-- Start TASK INPUT --

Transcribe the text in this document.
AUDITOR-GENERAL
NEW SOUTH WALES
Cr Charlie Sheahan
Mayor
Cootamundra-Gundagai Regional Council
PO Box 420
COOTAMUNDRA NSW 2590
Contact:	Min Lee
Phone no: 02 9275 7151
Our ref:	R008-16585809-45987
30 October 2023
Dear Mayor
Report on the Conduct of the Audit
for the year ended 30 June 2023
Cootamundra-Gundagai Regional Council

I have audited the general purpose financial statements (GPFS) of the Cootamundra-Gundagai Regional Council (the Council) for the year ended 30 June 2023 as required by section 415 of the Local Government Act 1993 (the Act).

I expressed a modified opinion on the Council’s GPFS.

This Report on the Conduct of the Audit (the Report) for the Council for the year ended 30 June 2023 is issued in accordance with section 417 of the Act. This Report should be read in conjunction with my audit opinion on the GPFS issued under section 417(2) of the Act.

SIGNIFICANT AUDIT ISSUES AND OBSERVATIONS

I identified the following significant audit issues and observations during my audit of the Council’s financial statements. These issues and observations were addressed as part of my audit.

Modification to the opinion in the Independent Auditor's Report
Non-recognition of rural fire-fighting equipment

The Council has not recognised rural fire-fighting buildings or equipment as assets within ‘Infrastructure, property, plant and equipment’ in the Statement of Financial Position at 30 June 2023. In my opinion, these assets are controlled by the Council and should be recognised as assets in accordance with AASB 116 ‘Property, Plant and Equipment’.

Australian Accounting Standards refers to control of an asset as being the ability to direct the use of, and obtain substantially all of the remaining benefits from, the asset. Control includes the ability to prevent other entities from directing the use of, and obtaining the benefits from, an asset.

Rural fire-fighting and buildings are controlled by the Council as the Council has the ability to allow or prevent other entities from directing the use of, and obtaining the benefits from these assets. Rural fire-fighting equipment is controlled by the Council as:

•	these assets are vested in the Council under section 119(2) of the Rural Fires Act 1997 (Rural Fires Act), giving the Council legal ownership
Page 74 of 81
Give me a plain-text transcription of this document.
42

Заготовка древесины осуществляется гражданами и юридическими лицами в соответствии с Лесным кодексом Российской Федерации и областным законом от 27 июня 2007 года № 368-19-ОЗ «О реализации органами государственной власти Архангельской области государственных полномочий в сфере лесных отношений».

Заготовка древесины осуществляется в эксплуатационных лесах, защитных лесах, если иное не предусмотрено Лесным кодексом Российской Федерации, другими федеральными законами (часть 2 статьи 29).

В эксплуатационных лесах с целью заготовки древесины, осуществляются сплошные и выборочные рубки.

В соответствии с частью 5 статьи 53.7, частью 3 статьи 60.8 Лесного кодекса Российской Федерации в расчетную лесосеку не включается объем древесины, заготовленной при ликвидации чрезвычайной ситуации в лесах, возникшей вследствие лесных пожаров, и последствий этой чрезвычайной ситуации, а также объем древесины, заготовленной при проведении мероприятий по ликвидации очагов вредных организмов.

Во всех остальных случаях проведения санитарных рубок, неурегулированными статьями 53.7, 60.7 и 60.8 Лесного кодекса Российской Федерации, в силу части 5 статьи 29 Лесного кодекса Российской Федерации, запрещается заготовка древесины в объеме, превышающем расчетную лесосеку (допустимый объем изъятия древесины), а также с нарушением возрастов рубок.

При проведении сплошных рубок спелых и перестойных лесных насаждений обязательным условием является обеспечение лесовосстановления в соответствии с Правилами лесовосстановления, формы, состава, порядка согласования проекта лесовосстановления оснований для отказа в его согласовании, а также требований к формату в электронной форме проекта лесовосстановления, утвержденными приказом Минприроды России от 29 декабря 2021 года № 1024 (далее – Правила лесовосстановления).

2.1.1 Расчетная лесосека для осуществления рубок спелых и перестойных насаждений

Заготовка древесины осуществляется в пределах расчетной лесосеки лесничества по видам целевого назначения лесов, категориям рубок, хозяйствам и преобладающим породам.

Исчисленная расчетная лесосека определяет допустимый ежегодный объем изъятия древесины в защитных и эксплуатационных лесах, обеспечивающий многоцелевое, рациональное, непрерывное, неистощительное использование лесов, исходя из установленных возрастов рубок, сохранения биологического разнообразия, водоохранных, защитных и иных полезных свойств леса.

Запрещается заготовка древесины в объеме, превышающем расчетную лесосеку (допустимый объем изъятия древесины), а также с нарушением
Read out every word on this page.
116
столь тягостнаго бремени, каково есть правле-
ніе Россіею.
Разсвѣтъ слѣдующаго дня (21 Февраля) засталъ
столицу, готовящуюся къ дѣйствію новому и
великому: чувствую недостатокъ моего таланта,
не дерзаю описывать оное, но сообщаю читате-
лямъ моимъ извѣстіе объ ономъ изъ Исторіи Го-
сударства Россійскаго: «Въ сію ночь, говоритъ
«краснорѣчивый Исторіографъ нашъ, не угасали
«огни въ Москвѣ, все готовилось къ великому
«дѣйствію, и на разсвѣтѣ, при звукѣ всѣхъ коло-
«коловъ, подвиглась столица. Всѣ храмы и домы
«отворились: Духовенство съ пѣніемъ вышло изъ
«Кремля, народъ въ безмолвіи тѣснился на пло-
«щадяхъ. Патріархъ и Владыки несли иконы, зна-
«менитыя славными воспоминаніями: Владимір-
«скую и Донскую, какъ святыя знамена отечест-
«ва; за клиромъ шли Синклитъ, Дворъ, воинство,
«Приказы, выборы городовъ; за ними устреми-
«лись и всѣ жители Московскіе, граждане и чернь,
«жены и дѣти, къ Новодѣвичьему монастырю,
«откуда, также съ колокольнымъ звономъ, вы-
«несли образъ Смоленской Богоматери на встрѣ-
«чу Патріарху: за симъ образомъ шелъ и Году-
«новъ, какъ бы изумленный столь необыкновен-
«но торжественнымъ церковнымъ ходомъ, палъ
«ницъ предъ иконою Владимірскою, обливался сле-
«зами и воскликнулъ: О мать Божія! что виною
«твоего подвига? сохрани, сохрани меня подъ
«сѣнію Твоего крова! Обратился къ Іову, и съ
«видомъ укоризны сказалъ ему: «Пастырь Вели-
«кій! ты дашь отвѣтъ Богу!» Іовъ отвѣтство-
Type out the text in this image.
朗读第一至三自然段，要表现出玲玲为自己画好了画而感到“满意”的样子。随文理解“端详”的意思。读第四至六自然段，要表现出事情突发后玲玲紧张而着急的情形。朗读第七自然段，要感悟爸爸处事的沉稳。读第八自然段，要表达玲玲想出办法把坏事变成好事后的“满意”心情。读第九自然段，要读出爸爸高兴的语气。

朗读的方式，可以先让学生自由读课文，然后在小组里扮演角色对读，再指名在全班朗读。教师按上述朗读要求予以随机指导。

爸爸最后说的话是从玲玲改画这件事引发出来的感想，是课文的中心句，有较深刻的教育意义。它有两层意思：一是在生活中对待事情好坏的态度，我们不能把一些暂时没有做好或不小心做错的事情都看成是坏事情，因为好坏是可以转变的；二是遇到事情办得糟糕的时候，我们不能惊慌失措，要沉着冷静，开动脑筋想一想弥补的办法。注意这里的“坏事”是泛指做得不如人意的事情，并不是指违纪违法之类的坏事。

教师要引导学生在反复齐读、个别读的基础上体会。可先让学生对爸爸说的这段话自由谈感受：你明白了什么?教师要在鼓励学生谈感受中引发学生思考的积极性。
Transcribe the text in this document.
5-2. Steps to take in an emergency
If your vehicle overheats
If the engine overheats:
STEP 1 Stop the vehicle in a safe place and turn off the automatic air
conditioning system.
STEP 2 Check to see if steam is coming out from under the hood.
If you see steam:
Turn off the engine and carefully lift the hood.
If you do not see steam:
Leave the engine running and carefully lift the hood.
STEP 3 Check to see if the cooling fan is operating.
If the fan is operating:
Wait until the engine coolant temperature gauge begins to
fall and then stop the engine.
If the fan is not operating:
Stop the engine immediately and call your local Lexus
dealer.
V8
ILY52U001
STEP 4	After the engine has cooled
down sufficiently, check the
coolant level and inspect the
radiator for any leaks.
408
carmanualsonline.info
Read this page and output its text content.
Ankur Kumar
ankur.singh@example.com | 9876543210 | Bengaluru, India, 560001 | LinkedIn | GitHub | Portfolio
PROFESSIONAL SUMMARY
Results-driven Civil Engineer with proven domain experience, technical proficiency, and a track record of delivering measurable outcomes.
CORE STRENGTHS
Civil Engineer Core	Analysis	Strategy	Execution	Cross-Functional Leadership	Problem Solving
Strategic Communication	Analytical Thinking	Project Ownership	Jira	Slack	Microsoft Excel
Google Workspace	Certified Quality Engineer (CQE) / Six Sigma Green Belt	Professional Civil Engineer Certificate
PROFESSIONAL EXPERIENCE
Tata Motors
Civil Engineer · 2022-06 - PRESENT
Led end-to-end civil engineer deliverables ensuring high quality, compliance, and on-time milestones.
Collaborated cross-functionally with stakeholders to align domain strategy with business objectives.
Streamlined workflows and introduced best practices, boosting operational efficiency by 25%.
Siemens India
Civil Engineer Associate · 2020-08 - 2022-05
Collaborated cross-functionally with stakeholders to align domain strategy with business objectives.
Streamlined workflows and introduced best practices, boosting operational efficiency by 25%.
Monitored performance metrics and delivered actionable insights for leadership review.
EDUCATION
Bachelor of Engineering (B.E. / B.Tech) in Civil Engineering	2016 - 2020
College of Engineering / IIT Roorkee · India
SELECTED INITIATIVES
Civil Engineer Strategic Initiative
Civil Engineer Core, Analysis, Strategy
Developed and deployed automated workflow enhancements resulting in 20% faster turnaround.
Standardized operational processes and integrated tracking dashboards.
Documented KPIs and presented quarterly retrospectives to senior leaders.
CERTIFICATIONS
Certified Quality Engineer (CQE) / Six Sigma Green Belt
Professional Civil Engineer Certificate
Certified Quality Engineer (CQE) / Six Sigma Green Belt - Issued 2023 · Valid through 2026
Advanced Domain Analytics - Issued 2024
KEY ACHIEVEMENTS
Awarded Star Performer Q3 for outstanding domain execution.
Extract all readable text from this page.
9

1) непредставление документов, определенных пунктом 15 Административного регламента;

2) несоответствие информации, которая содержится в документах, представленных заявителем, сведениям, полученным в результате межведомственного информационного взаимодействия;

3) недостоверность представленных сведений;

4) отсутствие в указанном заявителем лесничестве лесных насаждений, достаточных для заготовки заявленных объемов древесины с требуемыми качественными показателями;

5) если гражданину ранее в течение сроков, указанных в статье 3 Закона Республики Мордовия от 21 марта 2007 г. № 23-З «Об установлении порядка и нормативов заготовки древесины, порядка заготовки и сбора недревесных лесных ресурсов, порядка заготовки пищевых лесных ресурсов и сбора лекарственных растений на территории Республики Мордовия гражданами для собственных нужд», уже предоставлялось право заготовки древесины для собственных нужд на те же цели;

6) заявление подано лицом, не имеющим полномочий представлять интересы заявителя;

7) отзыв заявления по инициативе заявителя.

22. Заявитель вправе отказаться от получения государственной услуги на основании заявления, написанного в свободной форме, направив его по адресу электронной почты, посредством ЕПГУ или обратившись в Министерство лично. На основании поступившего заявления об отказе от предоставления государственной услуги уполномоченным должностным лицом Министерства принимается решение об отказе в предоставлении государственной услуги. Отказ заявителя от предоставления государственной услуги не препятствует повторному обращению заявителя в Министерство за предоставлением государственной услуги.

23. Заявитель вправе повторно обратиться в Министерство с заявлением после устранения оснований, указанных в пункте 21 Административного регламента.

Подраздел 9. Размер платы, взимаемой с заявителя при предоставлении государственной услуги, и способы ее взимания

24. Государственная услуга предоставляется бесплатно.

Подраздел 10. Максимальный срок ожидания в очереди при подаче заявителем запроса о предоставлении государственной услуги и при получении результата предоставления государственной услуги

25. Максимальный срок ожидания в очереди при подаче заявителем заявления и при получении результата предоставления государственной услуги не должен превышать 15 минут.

-- End TASK INPUT --

Find and copy every line in the entries above where the string "какъ" occurs.

■ EXERCISE RESPONSE:
«скую и Донскую, какъ святыя знамена отечест-
«новъ, какъ бы изумленный столь необыкновен-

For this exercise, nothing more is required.